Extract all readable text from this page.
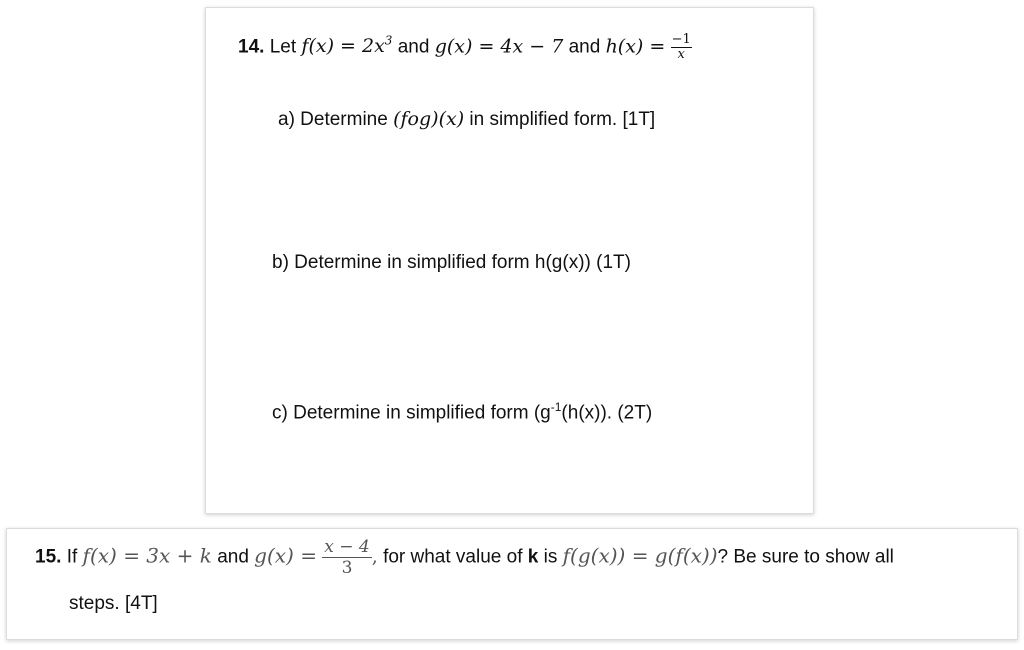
14. Let $f(x) = 2x^3$ and g(x) = 4x − 7 and $h(x) = \frac{-1}{x}$
a) Determine (fog)(x) in simplified form. [1T]
b) Determine in simplified form h(g(x)) (1T)
c) Determine in simplified form ($g^{-1}(h(x))$. (2T)
15. If f(x) = 3x + k and $g(x) = \frac{x - 4}{3}$ , for what value of k is f(g(x)) = g(f(x))? Be sure to show all
steps. [4T]
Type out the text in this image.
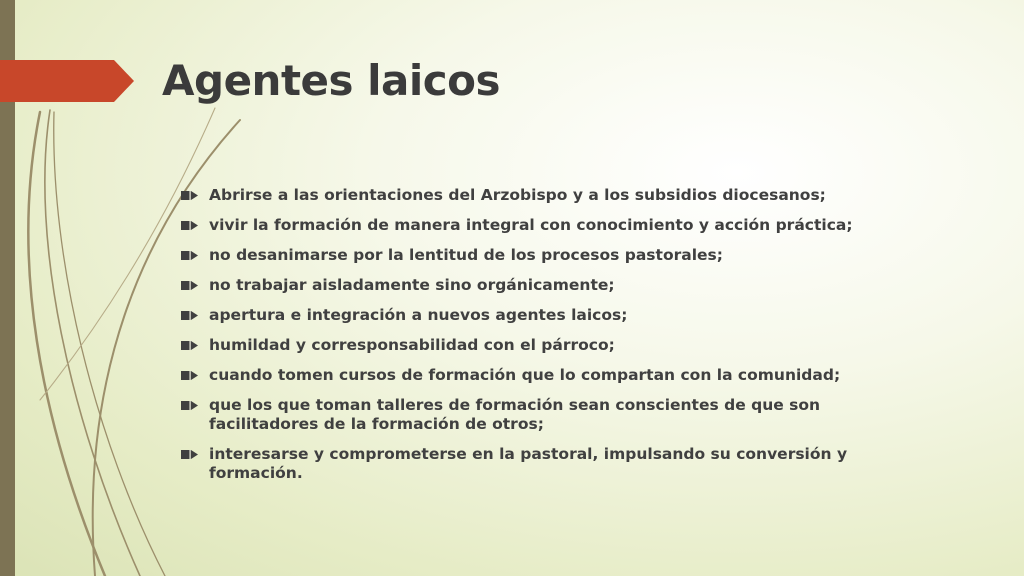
Agentes laicos
Abrirse a las orientaciones del Arzobispo y a los subsidios diocesanos;
vivir la formación de manera integral con conocimiento y acción práctica;
no desanimarse por la lentitud de los procesos pastorales;
no trabajar aisladamente sino orgánicamente;
apertura e integración a nuevos agentes laicos;
humildad y corresponsabilidad con el párroco;
cuando tomen cursos de formación que lo compartan con la comunidad;
que los que toman talleres de formación sean conscientes de que son facilitadores de la formación de otros;
interesarse y comprometerse en la pastoral, impulsando su conversión y formación.
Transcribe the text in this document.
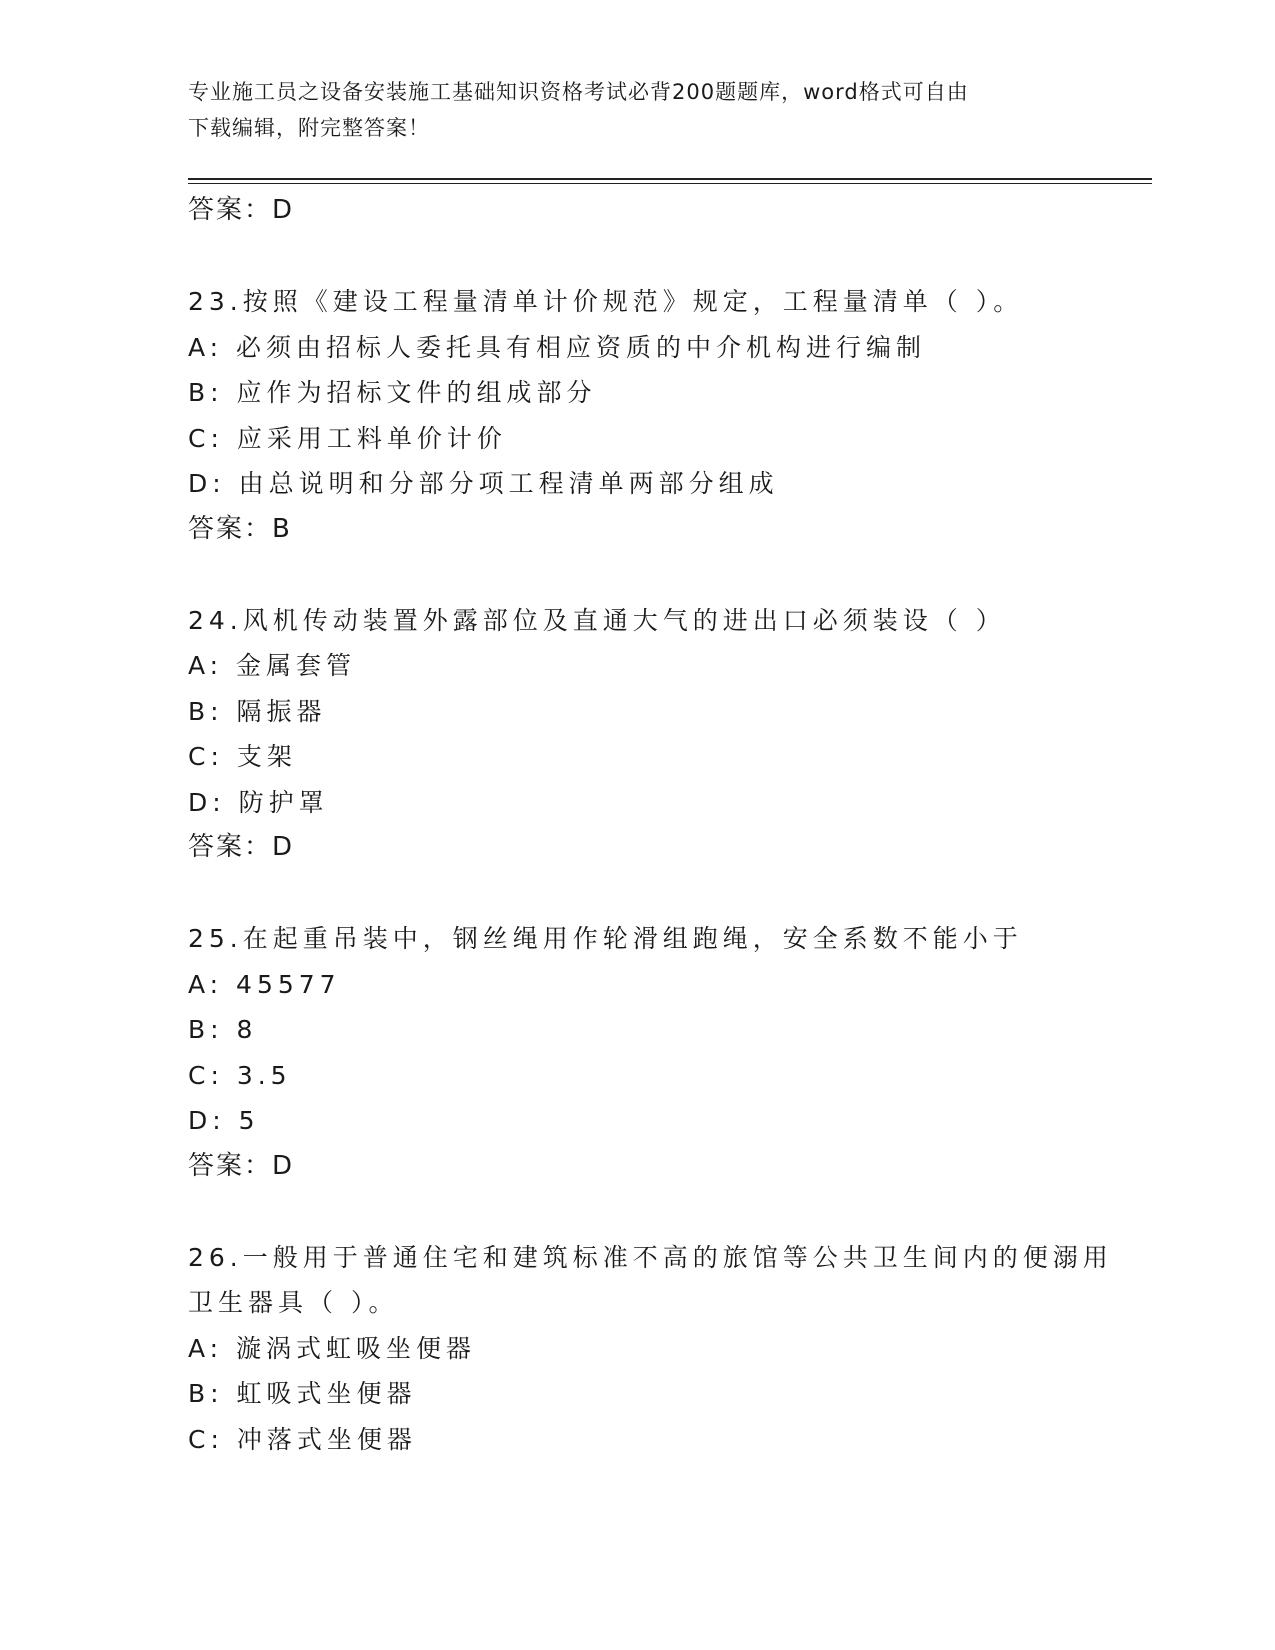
专业施工员之设备安装施工基础知识资格考试必背200题题库，word格式可自由
下载编辑，附完整答案！
答案：D
23.按照《建设工程量清单计价规范》规定，工程量清单（ ）。
A: 必须由招标人委托具有相应资质的中介机构进行编制
B: 应作为招标文件的组成部分
C: 应采用工料单价计价
D: 由总说明和分部分项工程清单两部分组成
答案：B
24.风机传动装置外露部位及直通大气的进出口必须装设（ ）
A: 金属套管
B: 隔振器
C: 支架
D: 防护罩
答案：D
25.在起重吊装中，钢丝绳用作轮滑组跑绳，安全系数不能小于
A: 45577
B: 8
C: 3.5
D: 5
答案：D
26.一般用于普通住宅和建筑标准不高的旅馆等公共卫生间内的便溺用
卫生器具（ ）。
A: 漩涡式虹吸坐便器
B: 虹吸式坐便器
C: 冲落式坐便器
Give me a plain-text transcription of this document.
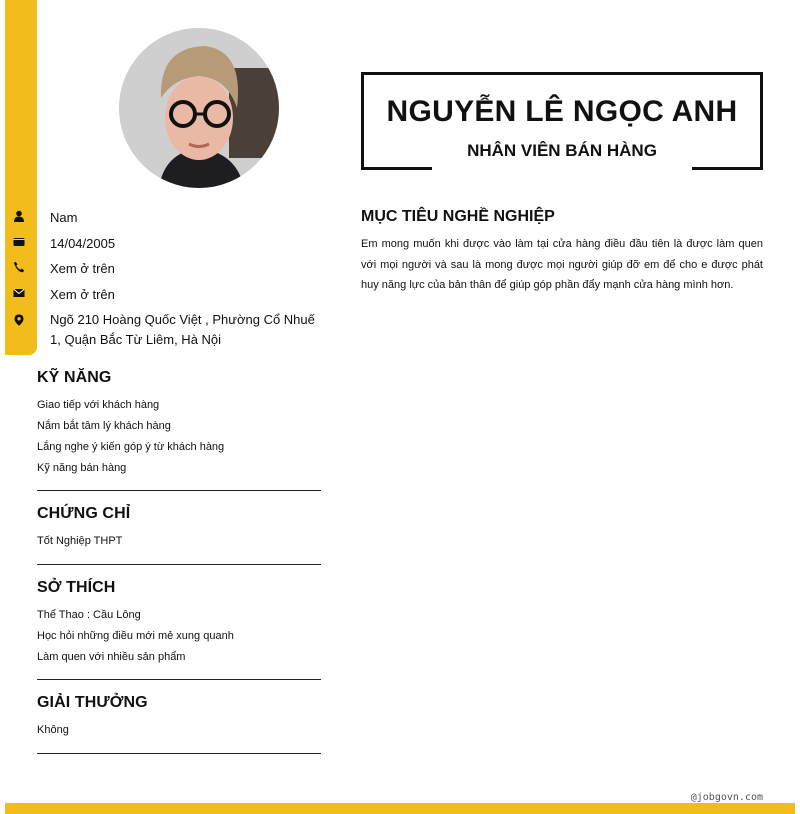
Nam
14/04/2005
Xem ở trên
Xem ở trên
Ngõ 210 Hoàng Quốc Việt , Phường Cổ Nhuế 1, Quận Bắc Từ Liêm, Hà Nội
KỸ NĂNG
Giao tiếp với khách hàng
Nắm bắt tâm lý khách hàng
Lắng nghe ý kiến góp ý từ khách hàng
Kỹ năng bán hàng
CHỨNG CHỈ
Tốt Nghiệp THPT
SỞ THÍCH
Thể Thao : Cầu Lông
Học hỏi những điều mới mẻ xung quanh
Làm quen với nhiều sản phẩm
GIẢI THƯỞNG
Không
NGUYỄN LÊ NGỌC ANH
NHÂN VIÊN BÁN HÀNG
MỤC TIÊU NGHỀ NGHIỆP

Em mong muốn khi được vào làm tại cửa hàng điều đầu tiên là được làm quen với mọi người và sau là mong được mọi người giúp đỡ em để cho e được phát huy năng lực của bản thân để giúp góp phần đẩy mạnh cửa hàng mình hơn.

@jobgovn.com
★ ★ ★ ★ ★ ★ ★
*Requirements:* Skip the pictures and print each record exactly as it stands.

*Output:*
Extract all readable text from this page.
14. Let $f(x) = 2x^3$ and g(x) = 4x − 7 and $h(x) = \frac{-1}{x}$
a) Determine (fog)(x) in simplified form. [1T]
b) Determine in simplified form h(g(x)) (1T)
c) Determine in simplified form ($g^{-1}(h(x))$. (2T)
15. If f(x) = 3x + k and $g(x) = \frac{x - 4}{3}$ , for what value of k is f(g(x)) = g(f(x))? Be sure to show all
steps. [4T]
Type out the text in this image.
Agentes laicos
Abrirse a las orientaciones del Arzobispo y a los subsidios diocesanos;
vivir la formación de manera integral con conocimiento y acción práctica;
no desanimarse por la lentitud de los procesos pastorales;
no trabajar aisladamente sino orgánicamente;
apertura e integración a nuevos agentes laicos;
humildad y corresponsabilidad con el párroco;
cuando tomen cursos de formación que lo compartan con la comunidad;
que los que toman talleres de formación sean conscientes de que son facilitadores de la formación de otros;
interesarse y comprometerse en la pastoral, impulsando su conversión y formación.
Transcribe the text in this document.
专业施工员之设备安装施工基础知识资格考试必背200题题库，word格式可自由
下载编辑，附完整答案！
答案：D
23.按照《建设工程量清单计价规范》规定，工程量清单（ ）。
A: 必须由招标人委托具有相应资质的中介机构进行编制
B: 应作为招标文件的组成部分
C: 应采用工料单价计价
D: 由总说明和分部分项工程清单两部分组成
答案：B
24.风机传动装置外露部位及直通大气的进出口必须装设（ ）
A: 金属套管
B: 隔振器
C: 支架
D: 防护罩
答案：D
25.在起重吊装中，钢丝绳用作轮滑组跑绳，安全系数不能小于
A: 45577
B: 8
C: 3.5
D: 5
答案：D
26.一般用于普通住宅和建筑标准不高的旅馆等公共卫生间内的便溺用
卫生器具（ ）。
A: 漩涡式虹吸坐便器
B: 虹吸式坐便器
C: 冲落式坐便器
Give me a plain-text transcription of this document.
Nam
14/04/2005
Xem ở trên
Xem ở trên
Ngõ 210 Hoàng Quốc Việt , Phường Cổ Nhuế 1, Quận Bắc Từ Liêm, Hà Nội
KỸ NĂNG
Giao tiếp với khách hàng
Nắm bắt tâm lý khách hàng
Lắng nghe ý kiến góp ý từ khách hàng
Kỹ năng bán hàng
CHỨNG CHỈ
Tốt Nghiệp THPT
SỞ THÍCH
Thể Thao : Cầu Lông
Học hỏi những điều mới mẻ xung quanh
Làm quen với nhiều sản phẩm
GIẢI THƯỞNG
Không
NGUYỄN LÊ NGỌC ANH
NHÂN VIÊN BÁN HÀNG
MỤC TIÊU NGHỀ NGHIỆP

Em mong muốn khi được vào làm tại cửa hàng điều đầu tiên là được làm quen với mọi người và sau là mong được mọi người giúp đỡ em để cho e được phát huy năng lực của bản thân để giúp góp phần đẩy mạnh cửa hàng mình hơn.

@jobgovn.com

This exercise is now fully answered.